> _Prompt_: Read through the data and report every line in which the word "research" occurs.
* BEGIN Dataset excerpts *
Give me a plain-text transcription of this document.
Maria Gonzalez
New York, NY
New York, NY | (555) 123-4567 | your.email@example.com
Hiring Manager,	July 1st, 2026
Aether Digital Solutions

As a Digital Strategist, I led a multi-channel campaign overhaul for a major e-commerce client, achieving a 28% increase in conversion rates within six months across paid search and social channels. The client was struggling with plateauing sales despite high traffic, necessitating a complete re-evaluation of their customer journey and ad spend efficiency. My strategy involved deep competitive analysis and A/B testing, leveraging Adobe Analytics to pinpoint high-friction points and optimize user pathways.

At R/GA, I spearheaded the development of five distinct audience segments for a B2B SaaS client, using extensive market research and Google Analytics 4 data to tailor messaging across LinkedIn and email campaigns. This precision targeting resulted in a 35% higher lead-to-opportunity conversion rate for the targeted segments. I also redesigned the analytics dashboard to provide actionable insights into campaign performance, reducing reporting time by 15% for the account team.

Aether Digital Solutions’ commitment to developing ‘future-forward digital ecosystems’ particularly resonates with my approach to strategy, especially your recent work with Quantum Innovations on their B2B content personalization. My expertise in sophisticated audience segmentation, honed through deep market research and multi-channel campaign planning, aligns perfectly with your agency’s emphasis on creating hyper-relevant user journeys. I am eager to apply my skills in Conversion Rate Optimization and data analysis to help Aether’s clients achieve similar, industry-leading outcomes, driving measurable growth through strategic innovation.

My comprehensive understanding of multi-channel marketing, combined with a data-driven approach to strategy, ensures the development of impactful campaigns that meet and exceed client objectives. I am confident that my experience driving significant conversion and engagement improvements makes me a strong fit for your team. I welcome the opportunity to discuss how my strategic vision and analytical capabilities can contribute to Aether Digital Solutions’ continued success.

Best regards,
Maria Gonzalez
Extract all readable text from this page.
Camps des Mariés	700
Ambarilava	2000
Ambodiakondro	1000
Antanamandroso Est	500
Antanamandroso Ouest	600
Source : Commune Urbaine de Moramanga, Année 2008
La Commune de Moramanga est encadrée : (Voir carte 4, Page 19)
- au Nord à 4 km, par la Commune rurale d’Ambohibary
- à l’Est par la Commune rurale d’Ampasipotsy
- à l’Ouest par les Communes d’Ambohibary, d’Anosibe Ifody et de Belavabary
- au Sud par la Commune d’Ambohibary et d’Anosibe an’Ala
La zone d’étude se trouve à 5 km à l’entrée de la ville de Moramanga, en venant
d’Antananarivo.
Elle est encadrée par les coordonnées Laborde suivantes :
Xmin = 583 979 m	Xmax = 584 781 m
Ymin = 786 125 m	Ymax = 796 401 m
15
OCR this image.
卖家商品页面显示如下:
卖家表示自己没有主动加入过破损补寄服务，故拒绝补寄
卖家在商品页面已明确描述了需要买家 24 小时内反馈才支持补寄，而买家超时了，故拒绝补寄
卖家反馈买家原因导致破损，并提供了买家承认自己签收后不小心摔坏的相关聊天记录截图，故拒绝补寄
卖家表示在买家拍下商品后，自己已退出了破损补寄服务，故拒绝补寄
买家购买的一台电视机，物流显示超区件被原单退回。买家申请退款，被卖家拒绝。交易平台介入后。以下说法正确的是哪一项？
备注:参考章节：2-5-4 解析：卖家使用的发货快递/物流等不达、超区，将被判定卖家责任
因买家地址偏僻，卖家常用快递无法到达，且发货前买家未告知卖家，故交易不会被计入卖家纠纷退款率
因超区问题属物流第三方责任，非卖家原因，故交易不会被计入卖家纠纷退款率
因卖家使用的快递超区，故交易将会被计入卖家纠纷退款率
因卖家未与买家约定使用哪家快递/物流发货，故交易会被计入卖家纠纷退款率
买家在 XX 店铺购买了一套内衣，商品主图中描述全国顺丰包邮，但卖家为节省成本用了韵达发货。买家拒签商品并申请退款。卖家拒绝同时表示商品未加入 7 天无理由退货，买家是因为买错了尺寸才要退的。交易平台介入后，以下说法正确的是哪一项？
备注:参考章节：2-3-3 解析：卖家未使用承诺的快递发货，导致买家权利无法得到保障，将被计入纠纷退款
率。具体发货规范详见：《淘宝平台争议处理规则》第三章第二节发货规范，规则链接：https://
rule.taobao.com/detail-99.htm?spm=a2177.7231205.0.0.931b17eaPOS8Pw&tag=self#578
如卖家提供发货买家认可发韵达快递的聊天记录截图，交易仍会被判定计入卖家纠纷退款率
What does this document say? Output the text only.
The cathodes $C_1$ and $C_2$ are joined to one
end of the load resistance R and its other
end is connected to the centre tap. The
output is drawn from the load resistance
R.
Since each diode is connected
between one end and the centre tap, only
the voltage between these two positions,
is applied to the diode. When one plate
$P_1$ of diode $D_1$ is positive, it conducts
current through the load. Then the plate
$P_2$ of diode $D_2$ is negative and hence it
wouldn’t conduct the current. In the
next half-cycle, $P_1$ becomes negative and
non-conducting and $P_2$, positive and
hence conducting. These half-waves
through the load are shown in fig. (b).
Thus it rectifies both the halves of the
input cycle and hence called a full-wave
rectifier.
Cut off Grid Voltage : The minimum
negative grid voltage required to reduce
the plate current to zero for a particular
* END Dataset excerpts *
> _Task answer_:
At R/GA, I spearheaded the development of five distinct audience segments for a B2B SaaS client, using extensive market research and Google Analytics 4 data to tailor messaging across LinkedIn and email campaigns. This precision targeting resulted in a 35% higher lead-to-opportunity conversion rate for the targeted segments. I also redesigned the analytics dashboard to provide actionable insights into campaign performance, reducing reporting time by 15% for the account team.
Aether Digital Solutions’ commitment to developing ‘future-forward digital ecosystems’ particularly resonates with my approach to strategy, especially your recent work with Quantum Innovations on their B2B content personalization. My expertise in sophisticated audience segmentation, honed through deep market research and multi-channel campaign planning, aligns perfectly with your agency’s emphasis on creating hyper-relevant user journeys. I am eager to apply my skills in Conversion Rate Optimization and data analysis to help Aether’s clients achieve similar, industry-leading outcomes, driving measurable growth through strategic innovation.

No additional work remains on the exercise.